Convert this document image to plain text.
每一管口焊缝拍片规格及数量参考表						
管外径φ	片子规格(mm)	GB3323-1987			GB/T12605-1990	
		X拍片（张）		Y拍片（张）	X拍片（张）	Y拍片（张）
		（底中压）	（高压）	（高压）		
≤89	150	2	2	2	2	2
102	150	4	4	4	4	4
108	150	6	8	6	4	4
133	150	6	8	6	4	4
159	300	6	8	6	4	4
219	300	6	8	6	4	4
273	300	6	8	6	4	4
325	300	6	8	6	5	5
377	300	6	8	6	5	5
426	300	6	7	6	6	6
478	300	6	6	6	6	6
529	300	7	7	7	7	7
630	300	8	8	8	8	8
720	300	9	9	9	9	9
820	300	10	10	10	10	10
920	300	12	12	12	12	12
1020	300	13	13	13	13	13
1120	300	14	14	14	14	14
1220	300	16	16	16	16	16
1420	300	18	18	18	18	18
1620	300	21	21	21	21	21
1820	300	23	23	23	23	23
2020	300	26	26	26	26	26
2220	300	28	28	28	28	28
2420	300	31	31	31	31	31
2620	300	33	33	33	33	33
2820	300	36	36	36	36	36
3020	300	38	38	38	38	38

┄┄┄┄┄┄┄┄┄┄┄┄┄┄┄┄┄┄┄┄

## [What is being asked]
Copy each entry exactly, with nothing added or dropped.

## [Problem solution]
Convert this document image to plain text.
每一管口焊缝拍片规格及数量参考表						
管外径φ	片子规格(mm)	GB3323-1987			GB/T12605-1990	
		X拍片（张）		Y拍片（张）	X拍片（张）	Y拍片（张）
		（底中压）	（高压）	（高压）		
≤89	150	2	2	2	2	2
102	150	4	4	4	4	4
108	150	6	8	6	4	4
133	150	6	8	6	4	4
159	300	6	8	6	4	4
219	300	6	8	6	4	4
273	300	6	8	6	4	4
325	300	6	8	6	5	5
377	300	6	8	6	5	5
426	300	6	7	6	6	6
478	300	6	6	6	6	6
529	300	7	7	7	7	7
630	300	8	8	8	8	8
720	300	9	9	9	9	9
820	300	10	10	10	10	10
920	300	12	12	12	12	12
1020	300	13	13	13	13	13
1120	300	14	14	14	14	14
1220	300	16	16	16	16	16
1420	300	18	18	18	18	18
1620	300	21	21	21	21	21
1820	300	23	23	23	23	23
2020	300	26	26	26	26	26
2220	300	28	28	28	28	28
2420	300	31	31	31	31	31
2620	300	33	33	33	33	33
2820	300	36	36	36	36	36
3020	300	38	38	38	38	38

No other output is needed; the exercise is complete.